[BEGIN Exercise data]
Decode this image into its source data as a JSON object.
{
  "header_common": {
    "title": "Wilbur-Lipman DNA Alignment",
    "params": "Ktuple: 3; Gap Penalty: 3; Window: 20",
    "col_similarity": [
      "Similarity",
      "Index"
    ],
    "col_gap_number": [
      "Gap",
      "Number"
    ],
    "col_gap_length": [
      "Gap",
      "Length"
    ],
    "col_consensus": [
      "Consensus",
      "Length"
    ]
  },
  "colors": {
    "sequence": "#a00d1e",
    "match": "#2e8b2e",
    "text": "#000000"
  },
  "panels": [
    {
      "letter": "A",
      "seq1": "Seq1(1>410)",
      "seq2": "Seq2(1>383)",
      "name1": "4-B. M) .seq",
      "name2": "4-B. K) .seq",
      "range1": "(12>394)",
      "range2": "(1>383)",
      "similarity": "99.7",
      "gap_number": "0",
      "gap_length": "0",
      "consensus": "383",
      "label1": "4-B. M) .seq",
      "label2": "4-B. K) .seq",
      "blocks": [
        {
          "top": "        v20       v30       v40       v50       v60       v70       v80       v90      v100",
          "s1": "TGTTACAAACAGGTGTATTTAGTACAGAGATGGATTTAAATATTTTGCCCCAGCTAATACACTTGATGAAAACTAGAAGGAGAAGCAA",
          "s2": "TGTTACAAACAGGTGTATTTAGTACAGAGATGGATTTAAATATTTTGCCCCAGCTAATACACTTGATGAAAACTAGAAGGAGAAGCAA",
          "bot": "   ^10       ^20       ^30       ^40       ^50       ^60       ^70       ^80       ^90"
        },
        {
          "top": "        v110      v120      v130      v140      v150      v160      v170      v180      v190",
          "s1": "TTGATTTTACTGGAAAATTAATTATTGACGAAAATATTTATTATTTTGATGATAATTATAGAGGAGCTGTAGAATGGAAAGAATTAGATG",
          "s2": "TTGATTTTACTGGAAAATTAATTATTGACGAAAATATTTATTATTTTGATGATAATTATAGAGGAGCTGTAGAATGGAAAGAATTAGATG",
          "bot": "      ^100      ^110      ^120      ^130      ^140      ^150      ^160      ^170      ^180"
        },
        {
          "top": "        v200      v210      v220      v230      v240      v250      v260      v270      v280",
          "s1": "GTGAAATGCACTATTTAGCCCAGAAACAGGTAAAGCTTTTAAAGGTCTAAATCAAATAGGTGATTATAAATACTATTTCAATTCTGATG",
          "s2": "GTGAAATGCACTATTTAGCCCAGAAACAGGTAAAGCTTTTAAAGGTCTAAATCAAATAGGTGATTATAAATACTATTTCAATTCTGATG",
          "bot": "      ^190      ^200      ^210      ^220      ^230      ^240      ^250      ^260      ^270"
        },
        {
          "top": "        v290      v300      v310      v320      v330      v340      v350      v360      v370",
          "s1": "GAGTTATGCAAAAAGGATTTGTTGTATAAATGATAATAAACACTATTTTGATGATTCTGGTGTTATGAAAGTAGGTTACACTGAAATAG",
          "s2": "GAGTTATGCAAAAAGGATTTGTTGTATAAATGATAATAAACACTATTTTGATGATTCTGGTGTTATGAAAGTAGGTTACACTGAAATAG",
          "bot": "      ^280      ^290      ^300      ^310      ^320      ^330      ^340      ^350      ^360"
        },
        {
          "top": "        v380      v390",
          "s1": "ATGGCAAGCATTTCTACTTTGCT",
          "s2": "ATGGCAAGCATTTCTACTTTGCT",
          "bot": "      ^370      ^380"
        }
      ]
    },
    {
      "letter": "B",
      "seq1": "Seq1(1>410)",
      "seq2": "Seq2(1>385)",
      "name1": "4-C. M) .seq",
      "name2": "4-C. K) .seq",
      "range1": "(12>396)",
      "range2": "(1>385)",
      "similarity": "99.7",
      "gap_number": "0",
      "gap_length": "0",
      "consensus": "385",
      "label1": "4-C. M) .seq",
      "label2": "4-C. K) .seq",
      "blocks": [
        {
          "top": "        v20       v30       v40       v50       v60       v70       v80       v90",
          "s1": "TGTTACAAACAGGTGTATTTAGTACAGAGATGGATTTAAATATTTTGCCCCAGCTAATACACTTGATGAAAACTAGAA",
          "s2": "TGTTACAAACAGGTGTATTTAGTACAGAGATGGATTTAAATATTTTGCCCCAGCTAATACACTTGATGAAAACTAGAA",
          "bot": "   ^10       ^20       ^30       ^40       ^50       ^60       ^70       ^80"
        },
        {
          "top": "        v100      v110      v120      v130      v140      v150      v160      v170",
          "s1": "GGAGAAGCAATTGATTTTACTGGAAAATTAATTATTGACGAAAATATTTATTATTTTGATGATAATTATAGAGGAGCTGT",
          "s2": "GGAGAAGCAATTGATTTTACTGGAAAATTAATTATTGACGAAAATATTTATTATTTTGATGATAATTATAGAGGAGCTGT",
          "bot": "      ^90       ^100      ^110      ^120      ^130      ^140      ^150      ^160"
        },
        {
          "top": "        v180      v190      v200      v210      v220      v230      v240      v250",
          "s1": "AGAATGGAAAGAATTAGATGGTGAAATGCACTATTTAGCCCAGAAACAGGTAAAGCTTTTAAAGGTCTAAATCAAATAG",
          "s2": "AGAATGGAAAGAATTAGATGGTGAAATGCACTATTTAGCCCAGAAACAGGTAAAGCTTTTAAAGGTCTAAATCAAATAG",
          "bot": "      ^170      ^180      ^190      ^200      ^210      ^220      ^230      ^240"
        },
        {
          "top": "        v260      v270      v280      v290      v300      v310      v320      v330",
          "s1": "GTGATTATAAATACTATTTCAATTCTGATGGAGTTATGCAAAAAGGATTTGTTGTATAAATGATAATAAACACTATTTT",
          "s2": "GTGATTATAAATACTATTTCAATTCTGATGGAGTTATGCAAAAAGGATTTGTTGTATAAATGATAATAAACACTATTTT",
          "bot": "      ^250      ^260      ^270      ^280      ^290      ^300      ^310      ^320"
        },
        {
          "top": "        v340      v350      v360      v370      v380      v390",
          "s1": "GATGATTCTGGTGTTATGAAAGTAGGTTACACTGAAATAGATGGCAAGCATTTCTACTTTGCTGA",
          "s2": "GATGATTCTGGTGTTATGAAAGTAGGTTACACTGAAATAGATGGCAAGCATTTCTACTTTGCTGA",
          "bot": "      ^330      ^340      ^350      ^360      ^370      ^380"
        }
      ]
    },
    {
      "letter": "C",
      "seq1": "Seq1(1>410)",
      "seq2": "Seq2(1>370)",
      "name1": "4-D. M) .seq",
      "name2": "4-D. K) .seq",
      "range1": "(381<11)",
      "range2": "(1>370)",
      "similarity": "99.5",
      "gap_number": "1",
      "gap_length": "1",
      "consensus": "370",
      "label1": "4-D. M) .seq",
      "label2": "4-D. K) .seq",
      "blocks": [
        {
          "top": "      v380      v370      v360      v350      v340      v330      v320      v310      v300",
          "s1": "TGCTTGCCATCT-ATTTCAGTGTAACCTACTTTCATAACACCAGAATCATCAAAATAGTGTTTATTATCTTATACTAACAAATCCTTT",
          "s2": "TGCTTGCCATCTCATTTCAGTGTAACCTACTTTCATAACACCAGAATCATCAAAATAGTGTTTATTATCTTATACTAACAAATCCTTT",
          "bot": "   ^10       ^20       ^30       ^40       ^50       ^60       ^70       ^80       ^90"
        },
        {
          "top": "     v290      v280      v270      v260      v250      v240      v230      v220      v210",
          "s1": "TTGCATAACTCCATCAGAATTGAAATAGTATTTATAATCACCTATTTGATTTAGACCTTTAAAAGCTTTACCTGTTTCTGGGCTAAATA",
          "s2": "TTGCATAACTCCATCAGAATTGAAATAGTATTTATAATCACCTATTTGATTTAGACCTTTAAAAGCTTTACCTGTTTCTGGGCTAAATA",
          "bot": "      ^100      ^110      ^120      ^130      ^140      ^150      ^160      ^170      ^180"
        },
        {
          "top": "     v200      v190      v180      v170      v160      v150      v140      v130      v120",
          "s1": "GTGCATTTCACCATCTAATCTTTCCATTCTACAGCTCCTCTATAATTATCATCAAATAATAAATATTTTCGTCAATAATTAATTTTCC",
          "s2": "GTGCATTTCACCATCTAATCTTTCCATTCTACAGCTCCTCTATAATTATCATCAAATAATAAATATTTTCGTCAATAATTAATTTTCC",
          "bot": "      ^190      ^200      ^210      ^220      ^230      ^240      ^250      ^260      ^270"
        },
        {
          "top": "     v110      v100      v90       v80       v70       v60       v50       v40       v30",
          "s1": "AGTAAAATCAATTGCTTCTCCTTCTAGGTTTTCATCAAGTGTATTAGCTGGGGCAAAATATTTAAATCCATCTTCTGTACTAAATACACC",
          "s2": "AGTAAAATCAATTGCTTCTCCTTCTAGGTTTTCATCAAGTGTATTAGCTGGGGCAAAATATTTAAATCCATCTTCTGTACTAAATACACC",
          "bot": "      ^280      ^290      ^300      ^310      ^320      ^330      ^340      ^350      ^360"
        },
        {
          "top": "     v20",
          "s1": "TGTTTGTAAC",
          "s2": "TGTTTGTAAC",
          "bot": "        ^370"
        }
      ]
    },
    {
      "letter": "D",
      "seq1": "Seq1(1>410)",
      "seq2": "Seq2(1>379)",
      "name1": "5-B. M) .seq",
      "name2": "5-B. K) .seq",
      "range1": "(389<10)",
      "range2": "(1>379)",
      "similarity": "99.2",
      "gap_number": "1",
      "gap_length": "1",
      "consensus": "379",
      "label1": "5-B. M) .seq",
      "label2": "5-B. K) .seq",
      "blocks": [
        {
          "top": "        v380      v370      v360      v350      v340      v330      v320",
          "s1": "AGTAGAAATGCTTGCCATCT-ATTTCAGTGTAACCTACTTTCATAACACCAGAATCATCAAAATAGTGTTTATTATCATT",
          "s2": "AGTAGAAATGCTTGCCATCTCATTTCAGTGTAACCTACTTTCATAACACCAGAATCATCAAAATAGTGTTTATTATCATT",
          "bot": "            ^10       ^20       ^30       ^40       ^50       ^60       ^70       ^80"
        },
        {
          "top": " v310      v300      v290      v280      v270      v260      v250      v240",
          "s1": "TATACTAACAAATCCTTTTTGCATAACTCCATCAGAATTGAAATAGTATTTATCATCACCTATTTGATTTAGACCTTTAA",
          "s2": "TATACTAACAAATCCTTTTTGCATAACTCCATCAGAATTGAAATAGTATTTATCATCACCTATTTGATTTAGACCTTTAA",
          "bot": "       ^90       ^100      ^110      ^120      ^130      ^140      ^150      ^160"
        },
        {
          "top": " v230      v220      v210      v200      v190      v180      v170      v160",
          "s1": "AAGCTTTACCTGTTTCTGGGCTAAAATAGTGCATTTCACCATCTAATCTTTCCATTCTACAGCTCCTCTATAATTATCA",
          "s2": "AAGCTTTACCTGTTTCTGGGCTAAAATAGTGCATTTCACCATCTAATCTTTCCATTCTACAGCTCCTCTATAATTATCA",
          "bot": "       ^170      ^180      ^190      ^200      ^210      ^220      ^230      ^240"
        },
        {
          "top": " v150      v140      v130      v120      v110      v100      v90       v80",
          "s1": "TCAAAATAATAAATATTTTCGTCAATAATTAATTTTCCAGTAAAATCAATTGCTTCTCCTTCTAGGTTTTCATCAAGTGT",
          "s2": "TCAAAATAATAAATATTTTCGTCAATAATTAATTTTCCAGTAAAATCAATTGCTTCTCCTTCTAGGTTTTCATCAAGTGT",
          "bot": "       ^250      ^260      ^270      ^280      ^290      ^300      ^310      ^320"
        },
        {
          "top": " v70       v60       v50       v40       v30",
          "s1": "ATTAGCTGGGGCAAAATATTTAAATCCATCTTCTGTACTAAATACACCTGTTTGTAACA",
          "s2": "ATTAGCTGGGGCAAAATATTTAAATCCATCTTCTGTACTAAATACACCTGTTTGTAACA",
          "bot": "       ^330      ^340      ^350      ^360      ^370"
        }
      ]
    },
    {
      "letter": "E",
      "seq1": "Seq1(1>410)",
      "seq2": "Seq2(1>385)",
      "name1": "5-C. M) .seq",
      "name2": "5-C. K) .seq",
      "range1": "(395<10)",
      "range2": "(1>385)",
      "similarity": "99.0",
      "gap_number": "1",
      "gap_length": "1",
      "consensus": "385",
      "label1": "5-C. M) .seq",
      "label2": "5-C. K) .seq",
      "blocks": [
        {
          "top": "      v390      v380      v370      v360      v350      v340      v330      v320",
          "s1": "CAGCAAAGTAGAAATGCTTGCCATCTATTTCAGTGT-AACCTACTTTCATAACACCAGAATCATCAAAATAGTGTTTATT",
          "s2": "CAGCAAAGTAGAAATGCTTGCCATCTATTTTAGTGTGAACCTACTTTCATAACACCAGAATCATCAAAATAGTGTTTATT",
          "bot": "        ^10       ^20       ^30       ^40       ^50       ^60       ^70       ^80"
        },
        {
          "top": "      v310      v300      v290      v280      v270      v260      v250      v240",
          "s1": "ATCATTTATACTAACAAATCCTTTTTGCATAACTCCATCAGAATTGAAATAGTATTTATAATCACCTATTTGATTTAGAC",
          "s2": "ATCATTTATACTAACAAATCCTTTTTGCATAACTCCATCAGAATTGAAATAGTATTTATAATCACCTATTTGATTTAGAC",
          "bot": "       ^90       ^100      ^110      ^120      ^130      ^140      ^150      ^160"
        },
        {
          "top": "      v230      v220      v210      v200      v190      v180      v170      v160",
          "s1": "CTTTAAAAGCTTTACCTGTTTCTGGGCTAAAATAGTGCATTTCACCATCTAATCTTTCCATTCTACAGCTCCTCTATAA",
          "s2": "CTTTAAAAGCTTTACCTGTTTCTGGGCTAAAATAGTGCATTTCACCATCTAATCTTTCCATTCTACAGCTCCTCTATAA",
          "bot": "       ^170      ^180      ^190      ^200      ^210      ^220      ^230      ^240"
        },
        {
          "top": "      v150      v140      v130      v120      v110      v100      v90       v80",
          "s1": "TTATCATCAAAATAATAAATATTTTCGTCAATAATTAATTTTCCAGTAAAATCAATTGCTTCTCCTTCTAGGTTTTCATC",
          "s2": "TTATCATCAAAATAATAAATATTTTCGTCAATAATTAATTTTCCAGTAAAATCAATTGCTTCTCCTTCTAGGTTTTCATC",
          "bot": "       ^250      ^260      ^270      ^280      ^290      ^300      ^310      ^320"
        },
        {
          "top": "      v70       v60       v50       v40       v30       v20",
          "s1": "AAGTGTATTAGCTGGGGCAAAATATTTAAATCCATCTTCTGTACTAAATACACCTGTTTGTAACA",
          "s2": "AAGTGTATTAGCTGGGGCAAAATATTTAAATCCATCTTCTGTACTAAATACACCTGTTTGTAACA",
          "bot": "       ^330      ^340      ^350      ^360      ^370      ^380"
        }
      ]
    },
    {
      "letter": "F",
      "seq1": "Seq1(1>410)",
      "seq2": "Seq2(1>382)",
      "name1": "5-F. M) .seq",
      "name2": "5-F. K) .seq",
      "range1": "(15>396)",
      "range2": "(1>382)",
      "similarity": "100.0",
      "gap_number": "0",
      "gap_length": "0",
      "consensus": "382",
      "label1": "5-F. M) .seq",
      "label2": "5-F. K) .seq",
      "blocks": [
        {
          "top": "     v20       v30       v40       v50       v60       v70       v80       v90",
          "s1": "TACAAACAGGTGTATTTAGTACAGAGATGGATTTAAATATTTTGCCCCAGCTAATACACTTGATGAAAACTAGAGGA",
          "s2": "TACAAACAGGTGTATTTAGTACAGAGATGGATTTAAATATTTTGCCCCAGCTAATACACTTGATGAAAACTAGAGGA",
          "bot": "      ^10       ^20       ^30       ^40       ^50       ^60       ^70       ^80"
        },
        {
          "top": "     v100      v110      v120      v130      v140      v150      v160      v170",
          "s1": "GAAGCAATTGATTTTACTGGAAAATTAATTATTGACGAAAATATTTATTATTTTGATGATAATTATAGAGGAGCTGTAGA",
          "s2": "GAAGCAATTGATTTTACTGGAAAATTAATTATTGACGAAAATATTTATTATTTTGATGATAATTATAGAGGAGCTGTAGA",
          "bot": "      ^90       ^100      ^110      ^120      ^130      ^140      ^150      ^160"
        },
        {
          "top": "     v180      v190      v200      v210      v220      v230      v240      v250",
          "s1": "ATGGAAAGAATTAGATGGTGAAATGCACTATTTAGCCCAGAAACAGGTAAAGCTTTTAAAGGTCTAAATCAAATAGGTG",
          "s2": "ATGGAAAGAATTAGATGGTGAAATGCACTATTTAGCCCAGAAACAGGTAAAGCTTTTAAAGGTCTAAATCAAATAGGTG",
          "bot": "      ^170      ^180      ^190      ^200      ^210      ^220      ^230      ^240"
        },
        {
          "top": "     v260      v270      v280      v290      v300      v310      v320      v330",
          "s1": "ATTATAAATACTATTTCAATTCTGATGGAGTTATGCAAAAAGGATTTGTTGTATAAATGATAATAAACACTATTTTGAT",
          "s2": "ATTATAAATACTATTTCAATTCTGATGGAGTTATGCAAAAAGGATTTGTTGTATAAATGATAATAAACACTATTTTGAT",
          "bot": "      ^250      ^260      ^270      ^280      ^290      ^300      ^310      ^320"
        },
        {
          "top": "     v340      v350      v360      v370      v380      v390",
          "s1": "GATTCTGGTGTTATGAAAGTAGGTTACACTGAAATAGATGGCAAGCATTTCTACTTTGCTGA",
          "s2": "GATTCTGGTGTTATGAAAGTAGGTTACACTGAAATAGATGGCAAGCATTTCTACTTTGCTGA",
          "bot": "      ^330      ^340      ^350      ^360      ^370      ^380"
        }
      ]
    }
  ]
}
[END Exercise data]
Required work>
Copy each line of the listing that contains the string "TTATCATCAAAATAATAAATATTTTCGTCAATAATTAATTTTCCAGTAAAATCAATTGCTTCTCCTTCTAGGTTTTCATC".

Expected output>
          "s1": "TTATCATCAAAATAATAAATATTTTCGTCAATAATTAATTTTCCAGTAAAATCAATTGCTTCTCCTTCTAGGTTTTCATC",
          "s2": "TTATCATCAAAATAATAAATATTTTCGTCAATAATTAATTTTCCAGTAAAATCAATTGCTTCTCCTTCTAGGTTTTCATC",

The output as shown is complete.